■ Dataset content ■
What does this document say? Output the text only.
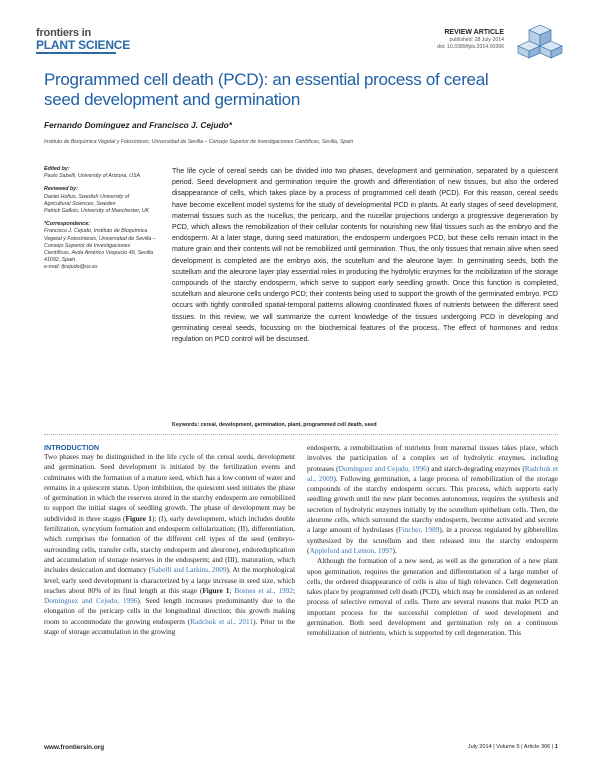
frontiers in
PLANT SCIENCE
REVIEW ARTICLE
published: 28 July 2014
doi: 10.3389/fpls.2014.00366
Programmed cell death (PCD): an essential process of cereal seed development and germination
Fernando Domínguez and Francisco J. Cejudo*
Instituto de Bioquímica Vegetal y Fotosíntesis, Universidad de Sevilla – Consejo Superior de Investigaciones Científicas, Sevilla, Spain
Edited by:
Paolo Sabelli, University of Arizona, USA
Reviewed by:
Daniel Hofius, Swedish University of Agricultural Sciences, Sweden
Patrick Gallois, University of Manchester, UK
*Correspondence:
Francisco J. Cejudo, Instituto de Bioquímica Vegetal y Fotosíntesis, Universidad de Sevilla – Consejo Superior de Investigaciones Científicas, Avda Américo Vespucio 49, Sevilla 41092, Spain
e-mail: fjcejudo@us.es
The life cycle of cereal seeds can be divided into two phases, development and germination, separated by a quiescent period. Seed development and germination require the growth and differentiation of new tissues, but also the ordered disappearance of cells, which takes place by a process of programmed cell death (PCD). For this reason, cereal seeds have become excellent model systems for the study of developmental PCD in plants. At early stages of seed development, maternal tissues such as the nucellus, the pericarp, and the nucellar projections undergo a progressive degeneration by PCD, which allows the remobilization of their cellular contents for nourishing new filial tissues such as the embryo and the endosperm. At a later stage, during seed maturation, the endosperm undergoes PCD, but these cells remain intact in the mature grain and their contents will not be remobilized until germination. Thus, the only tissues that remain alive when seed development is completed are the embryo axis, the scutellum and the aleurone layer. In germinating seeds, both the scutellum and the aleurone layer play essential roles in producing the hydrolytic enzymes for the mobilization of the storage compounds of the starchy endosperm, which serve to support early seedling growth. Once this function is completed, scutellum and aleurone cells undergo PCD; their contents being used to support the growth of the germinated embryo. PCD occurs with tightly controlled spatial-temporal patterns allowing coordinated fluxes of nutrients between the different seed tissues. In this review, we will summarize the current knowledge of the tissues undergoing PCD in developing and germinating cereal seeds, focussing on the biochemical features of the process. The effect of hormones and redox regulation on PCD control will be discussed.
Keywords: cereal, development, germination, plant, programmed cell death, seed
INTRODUCTION

Two phases may be distinguished in the life cycle of the cereal seeds, development and germination. Seed development is initiated by the fertilization events and culminates with the formation of a mature seed, which has a low content of water and remains in a quiescent status. Upon imbibition, the quiescent seed initiates the phase of germination in which the reserves stored in the starchy endosperm are remobilized to support the initial stages of seedling growth. The phase of development may be subdivided in three stages (Figure 1): (I), early development, which includes double fertilization, syncytium formation and endosperm cellularization; (II), differentiation, which comprises the formation of the different cell types of the seed (embryo-surrounding cells, transfer cells, starchy endosperm and aleurone), endoreduplication and accumulation of storage reserves in the endosperm; and (III), maturation, which includes desiccation and dormancy (Sabelli and Larkins, 2009). At the morphological level, early seed development is characterized by a large increase in seed size, which reaches about 80% of its final length at this stage (Figure 1; Bosnes et al., 1992; Domínguez and Cejudo, 1996). Seed length increases predominantly due to the elongation of the pericarp cells in the longitudinal direction; this growth making room to accommodate the growing endosperm (Radchuk et al., 2011). Prior to the stage of storage accumulation in the growing

endosperm, a remobilization of nutrients from maternal tissues takes place, which involves the participation of a complex set of hydrolytic enzymes, including proteases (Domínguez and Cejudo, 1996) and starch-degrading enzymes (Radchuk et al., 2009). Following germination, a large process of remobilization of the storage compounds of the starchy endosperm occurs. This process, which supports early seedling growth until the new plant becomes autonomous, requires the synthesis and secretion of hydrolytic enzymes initially by the scutellum epithelium cells. Then, the aleurone cells, which surround the starchy endosperm, become activated and secrete a large amount of hydrolases (Fincher, 1989), in a process regulated by gibberellins synthesized by the scutellum and then released into the starchy endosperm (Appleford and Lenton, 1997).

Although the formation of a new seed, as well as the generation of a new plant upon germination, requires the generation and differentiation of a large number of cells, the ordered disappearance of cells is also of high relevance. Cell degeneration takes place by programmed cell death (PCD), which may be considered as an ordered process of selective removal of cells. There are several reasons that make PCD an important process for the successful completion of seed development and germination. Both seed development and germination rely on a continuous remobilization of nutrients, which is supported by cell degeneration. This

www.frontiersin.org	July 2014 | Volume 5 | Article 366 | 1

■ Exercise prompt ■
Count the lines of the data that hold the word "Bioquímica". Report the count and nothing more.

■ Output of the task ■
2